TASK DIRECTIONS: Retype all of the data exactly as given.

PROVIDED MATERIAL:
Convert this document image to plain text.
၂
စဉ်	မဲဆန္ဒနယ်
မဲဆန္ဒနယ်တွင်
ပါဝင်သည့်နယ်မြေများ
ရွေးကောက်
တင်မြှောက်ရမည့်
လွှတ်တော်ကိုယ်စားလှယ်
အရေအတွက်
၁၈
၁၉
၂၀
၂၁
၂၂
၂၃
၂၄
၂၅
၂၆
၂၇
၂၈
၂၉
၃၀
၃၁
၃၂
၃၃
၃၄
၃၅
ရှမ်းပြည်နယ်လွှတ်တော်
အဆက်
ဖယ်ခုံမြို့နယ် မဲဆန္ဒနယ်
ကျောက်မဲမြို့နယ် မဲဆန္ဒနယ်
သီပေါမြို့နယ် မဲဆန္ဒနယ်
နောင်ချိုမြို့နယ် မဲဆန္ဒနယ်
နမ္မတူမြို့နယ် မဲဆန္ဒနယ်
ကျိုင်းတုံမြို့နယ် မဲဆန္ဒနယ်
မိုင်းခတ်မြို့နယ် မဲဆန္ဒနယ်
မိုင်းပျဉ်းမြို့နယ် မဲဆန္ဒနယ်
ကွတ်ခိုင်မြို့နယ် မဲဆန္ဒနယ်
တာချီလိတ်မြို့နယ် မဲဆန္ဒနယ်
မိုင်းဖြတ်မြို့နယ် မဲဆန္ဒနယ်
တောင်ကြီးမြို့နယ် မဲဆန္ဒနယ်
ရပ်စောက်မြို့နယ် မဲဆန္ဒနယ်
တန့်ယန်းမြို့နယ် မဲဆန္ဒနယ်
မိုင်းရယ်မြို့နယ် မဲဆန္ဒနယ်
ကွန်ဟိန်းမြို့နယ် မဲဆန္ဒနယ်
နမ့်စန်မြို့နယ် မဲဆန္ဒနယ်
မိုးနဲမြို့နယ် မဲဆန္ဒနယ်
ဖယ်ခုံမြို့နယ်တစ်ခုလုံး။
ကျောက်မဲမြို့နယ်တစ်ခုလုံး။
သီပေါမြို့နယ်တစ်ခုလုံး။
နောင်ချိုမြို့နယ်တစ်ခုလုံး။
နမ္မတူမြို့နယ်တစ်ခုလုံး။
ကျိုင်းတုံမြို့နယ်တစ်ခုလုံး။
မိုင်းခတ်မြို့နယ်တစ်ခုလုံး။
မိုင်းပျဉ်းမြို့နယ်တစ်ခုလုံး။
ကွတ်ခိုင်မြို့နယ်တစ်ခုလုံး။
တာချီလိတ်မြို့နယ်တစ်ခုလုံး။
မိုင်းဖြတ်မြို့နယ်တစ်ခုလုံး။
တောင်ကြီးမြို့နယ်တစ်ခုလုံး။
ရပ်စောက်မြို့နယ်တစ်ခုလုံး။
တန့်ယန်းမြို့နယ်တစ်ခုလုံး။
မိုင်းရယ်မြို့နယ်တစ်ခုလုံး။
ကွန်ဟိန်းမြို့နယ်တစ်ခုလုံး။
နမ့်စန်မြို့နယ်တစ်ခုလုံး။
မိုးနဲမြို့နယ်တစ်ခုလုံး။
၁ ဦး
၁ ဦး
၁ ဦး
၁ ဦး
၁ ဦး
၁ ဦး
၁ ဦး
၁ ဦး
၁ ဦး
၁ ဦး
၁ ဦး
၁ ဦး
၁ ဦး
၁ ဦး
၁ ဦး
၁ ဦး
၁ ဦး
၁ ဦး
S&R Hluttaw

TASK RESULT:
Convert this document image to plain text.
၂
စဉ်	မဲဆန္ဒနယ်
မဲဆန္ဒနယ်တွင်
ပါဝင်သည့်နယ်မြေများ
ရွေးကောက်
တင်မြှောက်ရမည့်
လွှတ်တော်ကိုယ်စားလှယ်
အရေအတွက်
၁၈
၁၉
၂၀
၂၁
၂၂
၂၃
၂၄
၂၅
၂၆
၂၇
၂၈
၂၉
၃၀
၃၁
၃၂
၃၃
၃၄
၃၅
ရှမ်းပြည်နယ်လွှတ်တော်
အဆက်
ဖယ်ခုံမြို့နယ် မဲဆန္ဒနယ်
ကျောက်မဲမြို့နယ် မဲဆန္ဒနယ်
သီပေါမြို့နယ် မဲဆန္ဒနယ်
နောင်ချိုမြို့နယ် မဲဆန္ဒနယ်
နမ္မတူမြို့နယ် မဲဆန္ဒနယ်
ကျိုင်းတုံမြို့နယ် မဲဆန္ဒနယ်
မိုင်းခတ်မြို့နယ် မဲဆန္ဒနယ်
မိုင်းပျဉ်းမြို့နယ် မဲဆန္ဒနယ်
ကွတ်ခိုင်မြို့နယ် မဲဆန္ဒနယ်
တာချီလိတ်မြို့နယ် မဲဆန္ဒနယ်
မိုင်းဖြတ်မြို့နယ် မဲဆန္ဒနယ်
တောင်ကြီးမြို့နယ် မဲဆန္ဒနယ်
ရပ်စောက်မြို့နယ် မဲဆန္ဒနယ်
တန့်ယန်းမြို့နယ် မဲဆန္ဒနယ်
မိုင်းရယ်မြို့နယ် မဲဆန္ဒနယ်
ကွန်ဟိန်းမြို့နယ် မဲဆန္ဒနယ်
နမ့်စန်မြို့နယ် မဲဆန္ဒနယ်
မိုးနဲမြို့နယ် မဲဆန္ဒနယ်
ဖယ်ခုံမြို့နယ်တစ်ခုလုံး။
ကျောက်မဲမြို့နယ်တစ်ခုလုံး။
သီပေါမြို့နယ်တစ်ခုလုံး။
နောင်ချိုမြို့နယ်တစ်ခုလုံး။
နမ္မတူမြို့နယ်တစ်ခုလုံး။
ကျိုင်းတုံမြို့နယ်တစ်ခုလုံး။
မိုင်းခတ်မြို့နယ်တစ်ခုလုံး။
မိုင်းပျဉ်းမြို့နယ်တစ်ခုလုံး။
ကွတ်ခိုင်မြို့နယ်တစ်ခုလုံး။
တာချီလိတ်မြို့နယ်တစ်ခုလုံး။
မိုင်းဖြတ်မြို့နယ်တစ်ခုလုံး။
တောင်ကြီးမြို့နယ်တစ်ခုလုံး။
ရပ်စောက်မြို့နယ်တစ်ခုလုံး။
တန့်ယန်းမြို့နယ်တစ်ခုလုံး။
မိုင်းရယ်မြို့နယ်တစ်ခုလုံး။
ကွန်ဟိန်းမြို့နယ်တစ်ခုလုံး။
နမ့်စန်မြို့နယ်တစ်ခုလုံး။
မိုးနဲမြို့နယ်တစ်ခုလုံး။
၁ ဦး
၁ ဦး
၁ ဦး
၁ ဦး
၁ ဦး
၁ ဦး
၁ ဦး
၁ ဦး
၁ ဦး
၁ ဦး
၁ ဦး
၁ ဦး
၁ ဦး
၁ ဦး
၁ ဦး
၁ ဦး
၁ ဦး
၁ ဦး
S&R Hluttaw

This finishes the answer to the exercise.